**WHAT YOU SHOULD DO**
Look through the data and write out every line with the word "text" in it.

^^^^^^^^^^^^^^^^

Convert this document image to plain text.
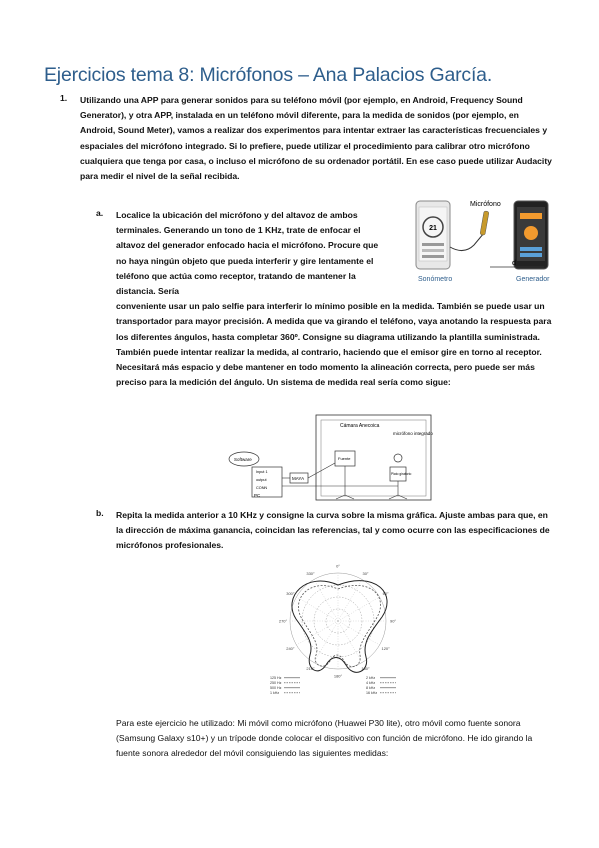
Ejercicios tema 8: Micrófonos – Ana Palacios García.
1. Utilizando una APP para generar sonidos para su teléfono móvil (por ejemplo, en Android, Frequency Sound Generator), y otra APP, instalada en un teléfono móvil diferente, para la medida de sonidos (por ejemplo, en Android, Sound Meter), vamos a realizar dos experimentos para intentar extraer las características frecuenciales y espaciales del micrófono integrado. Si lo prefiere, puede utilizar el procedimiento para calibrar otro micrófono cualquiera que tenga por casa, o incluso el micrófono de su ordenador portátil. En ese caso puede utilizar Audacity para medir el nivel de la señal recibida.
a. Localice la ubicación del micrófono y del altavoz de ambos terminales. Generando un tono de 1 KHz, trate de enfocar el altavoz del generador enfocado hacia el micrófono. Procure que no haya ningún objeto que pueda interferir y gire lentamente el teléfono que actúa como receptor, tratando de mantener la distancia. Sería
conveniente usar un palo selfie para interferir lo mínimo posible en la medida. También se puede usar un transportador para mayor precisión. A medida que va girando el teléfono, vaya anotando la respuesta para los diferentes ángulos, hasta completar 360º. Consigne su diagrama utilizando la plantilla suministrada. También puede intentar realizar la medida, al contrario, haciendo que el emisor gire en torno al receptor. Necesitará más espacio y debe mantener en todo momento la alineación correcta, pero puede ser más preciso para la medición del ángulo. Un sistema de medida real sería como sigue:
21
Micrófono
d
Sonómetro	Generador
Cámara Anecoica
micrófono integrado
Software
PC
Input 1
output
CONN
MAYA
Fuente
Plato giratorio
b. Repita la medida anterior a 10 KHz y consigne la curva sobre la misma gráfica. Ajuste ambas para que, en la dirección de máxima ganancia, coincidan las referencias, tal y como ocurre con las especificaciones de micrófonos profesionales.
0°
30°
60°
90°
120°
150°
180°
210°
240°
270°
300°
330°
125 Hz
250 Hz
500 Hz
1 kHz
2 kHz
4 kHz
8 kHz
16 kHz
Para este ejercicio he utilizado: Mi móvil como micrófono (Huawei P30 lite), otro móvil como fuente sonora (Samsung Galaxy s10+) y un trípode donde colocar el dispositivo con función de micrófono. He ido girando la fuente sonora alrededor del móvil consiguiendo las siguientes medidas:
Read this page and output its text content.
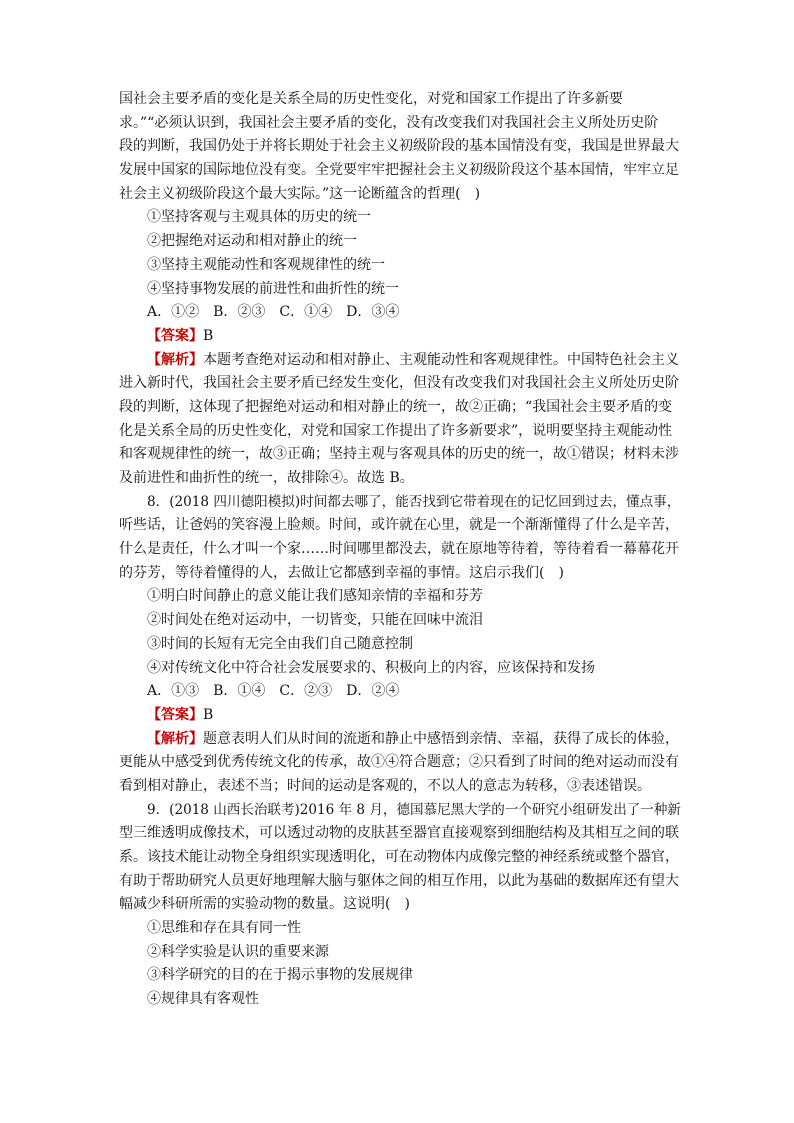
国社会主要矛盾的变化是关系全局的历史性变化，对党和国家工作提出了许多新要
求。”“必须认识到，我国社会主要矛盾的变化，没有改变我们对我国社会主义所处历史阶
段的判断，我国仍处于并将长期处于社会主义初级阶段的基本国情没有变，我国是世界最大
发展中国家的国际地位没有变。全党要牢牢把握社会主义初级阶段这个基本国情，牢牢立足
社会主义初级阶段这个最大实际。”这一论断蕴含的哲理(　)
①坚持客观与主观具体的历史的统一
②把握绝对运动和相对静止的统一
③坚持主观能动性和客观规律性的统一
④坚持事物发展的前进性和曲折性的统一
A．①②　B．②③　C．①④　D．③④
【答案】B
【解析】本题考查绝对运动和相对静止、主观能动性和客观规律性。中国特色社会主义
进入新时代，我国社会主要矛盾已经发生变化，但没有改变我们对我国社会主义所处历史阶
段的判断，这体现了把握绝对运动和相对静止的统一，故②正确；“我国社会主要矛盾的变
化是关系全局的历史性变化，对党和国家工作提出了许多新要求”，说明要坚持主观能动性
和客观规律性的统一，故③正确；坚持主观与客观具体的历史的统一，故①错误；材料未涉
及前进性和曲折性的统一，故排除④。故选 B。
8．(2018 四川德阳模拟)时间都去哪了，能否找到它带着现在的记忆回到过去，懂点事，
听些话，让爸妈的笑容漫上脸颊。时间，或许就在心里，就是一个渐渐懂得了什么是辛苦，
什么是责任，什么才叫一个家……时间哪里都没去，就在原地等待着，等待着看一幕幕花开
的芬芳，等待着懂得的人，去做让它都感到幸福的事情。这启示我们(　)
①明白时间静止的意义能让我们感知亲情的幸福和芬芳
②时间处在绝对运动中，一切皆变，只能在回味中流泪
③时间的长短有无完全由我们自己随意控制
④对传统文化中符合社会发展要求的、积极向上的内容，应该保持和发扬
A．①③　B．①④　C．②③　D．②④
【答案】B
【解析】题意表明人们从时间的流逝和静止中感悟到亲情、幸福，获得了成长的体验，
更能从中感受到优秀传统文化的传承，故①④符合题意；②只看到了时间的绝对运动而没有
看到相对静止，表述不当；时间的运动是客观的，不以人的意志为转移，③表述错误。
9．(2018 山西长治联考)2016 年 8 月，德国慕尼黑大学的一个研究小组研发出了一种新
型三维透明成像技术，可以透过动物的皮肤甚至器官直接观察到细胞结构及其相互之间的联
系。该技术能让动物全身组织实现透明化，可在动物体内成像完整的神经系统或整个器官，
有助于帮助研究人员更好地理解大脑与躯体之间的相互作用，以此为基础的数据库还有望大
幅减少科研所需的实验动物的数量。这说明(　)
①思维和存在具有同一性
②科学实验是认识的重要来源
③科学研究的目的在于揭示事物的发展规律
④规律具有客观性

^^^^^^^^^^^^^^^^

**CORRECT ANSWER**
Convert this document image to plain text.
Read this page and output its text content.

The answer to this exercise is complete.